> WHAT TO DO: Return each line holding the string "ylabel".

....................

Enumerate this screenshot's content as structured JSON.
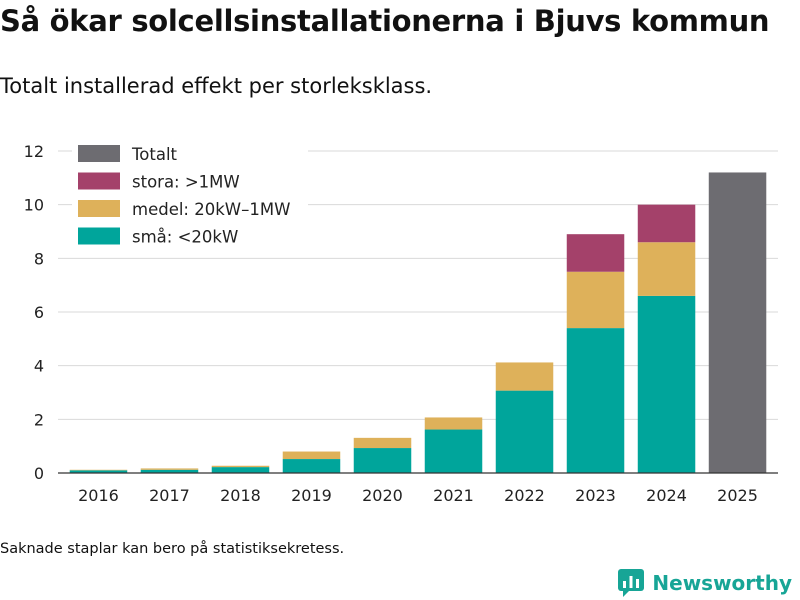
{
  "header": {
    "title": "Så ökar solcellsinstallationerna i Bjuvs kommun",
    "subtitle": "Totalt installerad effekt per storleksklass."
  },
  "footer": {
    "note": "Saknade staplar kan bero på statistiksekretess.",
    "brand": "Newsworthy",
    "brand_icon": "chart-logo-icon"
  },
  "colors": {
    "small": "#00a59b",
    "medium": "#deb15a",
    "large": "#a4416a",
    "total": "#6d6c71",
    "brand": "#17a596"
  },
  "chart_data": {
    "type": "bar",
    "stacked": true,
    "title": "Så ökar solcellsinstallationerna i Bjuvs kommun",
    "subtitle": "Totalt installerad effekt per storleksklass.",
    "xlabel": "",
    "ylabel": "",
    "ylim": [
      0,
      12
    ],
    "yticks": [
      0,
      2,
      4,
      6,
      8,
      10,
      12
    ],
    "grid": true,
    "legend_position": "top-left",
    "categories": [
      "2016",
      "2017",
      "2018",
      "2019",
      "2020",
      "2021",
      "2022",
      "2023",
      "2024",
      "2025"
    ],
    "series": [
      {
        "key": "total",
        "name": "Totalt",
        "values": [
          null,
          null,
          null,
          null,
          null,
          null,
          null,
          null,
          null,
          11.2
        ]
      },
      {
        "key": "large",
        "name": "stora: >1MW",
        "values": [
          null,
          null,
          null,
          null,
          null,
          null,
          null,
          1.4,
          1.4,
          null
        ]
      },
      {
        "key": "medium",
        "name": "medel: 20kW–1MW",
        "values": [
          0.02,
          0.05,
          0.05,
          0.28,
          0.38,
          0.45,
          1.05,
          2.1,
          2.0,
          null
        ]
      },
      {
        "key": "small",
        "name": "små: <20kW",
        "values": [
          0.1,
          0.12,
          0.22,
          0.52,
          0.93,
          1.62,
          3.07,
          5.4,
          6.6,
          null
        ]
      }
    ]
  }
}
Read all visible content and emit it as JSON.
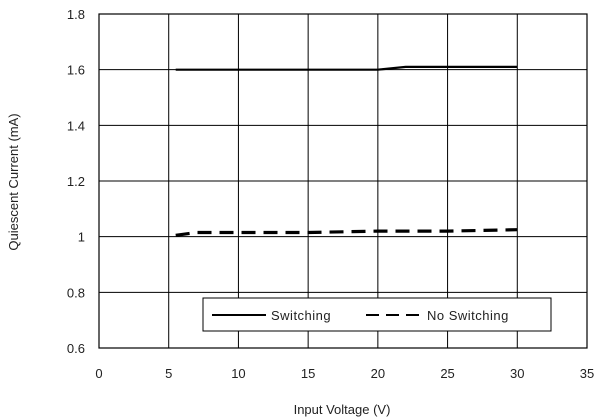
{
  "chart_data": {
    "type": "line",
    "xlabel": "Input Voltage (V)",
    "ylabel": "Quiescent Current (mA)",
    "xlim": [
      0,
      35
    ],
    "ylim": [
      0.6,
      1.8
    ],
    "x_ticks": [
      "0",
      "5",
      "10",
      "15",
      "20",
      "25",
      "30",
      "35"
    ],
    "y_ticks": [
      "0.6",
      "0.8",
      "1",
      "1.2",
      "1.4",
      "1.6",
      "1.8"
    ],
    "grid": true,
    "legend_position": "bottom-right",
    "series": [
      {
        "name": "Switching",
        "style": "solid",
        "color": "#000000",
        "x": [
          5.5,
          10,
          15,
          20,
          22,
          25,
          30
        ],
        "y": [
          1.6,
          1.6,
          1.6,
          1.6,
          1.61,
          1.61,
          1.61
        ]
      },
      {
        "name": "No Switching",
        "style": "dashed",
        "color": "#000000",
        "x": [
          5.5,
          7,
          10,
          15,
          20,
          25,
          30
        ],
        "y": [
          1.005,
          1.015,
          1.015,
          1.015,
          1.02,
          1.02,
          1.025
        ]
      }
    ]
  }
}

....................

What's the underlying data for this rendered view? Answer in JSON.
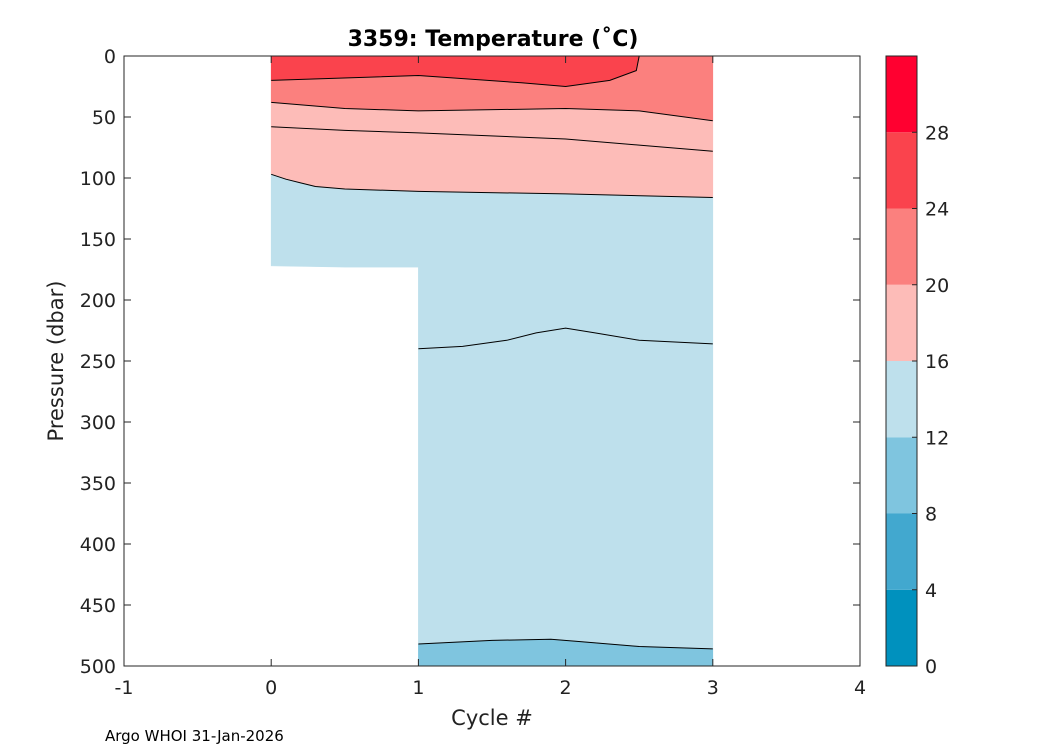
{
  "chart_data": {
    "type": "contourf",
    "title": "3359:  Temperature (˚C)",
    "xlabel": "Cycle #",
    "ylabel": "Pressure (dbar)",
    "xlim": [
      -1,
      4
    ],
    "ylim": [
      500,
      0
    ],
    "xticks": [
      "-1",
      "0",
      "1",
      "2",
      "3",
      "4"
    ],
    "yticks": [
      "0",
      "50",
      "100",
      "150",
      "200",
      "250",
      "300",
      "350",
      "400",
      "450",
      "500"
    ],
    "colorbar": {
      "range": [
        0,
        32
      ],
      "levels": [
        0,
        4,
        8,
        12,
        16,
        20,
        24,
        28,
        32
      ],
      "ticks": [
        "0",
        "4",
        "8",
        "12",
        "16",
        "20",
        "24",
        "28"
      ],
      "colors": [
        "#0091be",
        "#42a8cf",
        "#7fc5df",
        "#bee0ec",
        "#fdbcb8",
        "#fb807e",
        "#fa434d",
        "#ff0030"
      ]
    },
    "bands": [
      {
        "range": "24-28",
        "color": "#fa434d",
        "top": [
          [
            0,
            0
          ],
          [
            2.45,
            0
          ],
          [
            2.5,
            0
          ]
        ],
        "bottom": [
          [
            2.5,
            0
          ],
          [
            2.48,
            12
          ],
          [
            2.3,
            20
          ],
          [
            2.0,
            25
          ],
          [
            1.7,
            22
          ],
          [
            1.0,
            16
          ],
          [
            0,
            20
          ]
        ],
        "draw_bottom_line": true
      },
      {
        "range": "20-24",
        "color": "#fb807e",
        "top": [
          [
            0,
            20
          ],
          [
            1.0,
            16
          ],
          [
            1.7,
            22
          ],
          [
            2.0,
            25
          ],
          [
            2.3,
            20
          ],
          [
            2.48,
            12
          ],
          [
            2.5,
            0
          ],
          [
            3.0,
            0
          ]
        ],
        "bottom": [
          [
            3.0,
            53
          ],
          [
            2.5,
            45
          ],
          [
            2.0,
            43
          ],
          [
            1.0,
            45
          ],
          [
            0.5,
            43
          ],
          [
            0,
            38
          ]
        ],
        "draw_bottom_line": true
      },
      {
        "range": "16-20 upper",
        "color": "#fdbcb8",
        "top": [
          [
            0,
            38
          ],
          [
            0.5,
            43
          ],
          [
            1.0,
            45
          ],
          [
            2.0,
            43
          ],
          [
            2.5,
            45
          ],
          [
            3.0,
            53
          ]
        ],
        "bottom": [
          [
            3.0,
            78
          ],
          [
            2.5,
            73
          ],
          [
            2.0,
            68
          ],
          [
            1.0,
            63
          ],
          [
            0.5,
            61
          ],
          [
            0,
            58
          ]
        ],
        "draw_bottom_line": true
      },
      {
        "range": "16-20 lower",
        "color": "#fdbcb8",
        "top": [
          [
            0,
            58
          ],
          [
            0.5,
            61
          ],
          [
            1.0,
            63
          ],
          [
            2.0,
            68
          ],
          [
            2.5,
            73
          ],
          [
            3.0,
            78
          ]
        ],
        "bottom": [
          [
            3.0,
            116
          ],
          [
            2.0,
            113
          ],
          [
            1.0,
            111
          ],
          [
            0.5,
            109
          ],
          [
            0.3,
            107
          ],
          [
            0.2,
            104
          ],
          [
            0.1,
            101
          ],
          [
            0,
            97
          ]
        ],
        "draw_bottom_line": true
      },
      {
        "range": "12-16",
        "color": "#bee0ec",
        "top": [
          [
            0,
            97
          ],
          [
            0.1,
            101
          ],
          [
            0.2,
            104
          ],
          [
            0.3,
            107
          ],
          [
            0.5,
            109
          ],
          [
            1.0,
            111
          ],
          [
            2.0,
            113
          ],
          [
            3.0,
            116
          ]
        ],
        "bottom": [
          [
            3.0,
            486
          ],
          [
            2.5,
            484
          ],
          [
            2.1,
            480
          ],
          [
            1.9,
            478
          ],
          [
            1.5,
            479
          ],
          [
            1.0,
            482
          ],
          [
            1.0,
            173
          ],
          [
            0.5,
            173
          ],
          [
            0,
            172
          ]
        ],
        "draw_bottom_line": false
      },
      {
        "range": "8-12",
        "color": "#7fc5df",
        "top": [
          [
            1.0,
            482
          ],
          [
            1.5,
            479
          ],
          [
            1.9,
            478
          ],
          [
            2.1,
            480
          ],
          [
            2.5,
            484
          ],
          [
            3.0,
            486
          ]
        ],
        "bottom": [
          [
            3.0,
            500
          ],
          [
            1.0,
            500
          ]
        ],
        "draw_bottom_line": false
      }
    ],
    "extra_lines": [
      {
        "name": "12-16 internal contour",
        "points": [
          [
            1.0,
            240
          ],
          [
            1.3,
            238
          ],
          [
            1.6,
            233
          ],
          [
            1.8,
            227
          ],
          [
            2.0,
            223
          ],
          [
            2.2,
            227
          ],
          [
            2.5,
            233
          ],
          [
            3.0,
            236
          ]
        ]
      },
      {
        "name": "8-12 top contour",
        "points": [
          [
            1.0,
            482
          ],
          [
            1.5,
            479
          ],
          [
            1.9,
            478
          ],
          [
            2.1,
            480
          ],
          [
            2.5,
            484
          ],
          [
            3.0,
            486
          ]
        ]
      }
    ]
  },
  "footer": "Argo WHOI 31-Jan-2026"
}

....................

> THE RESULT:
    "ylabel": "",
    "ylabel": "Quiescent Current (mA)",
    "ylabel": "Pressure (dbar)",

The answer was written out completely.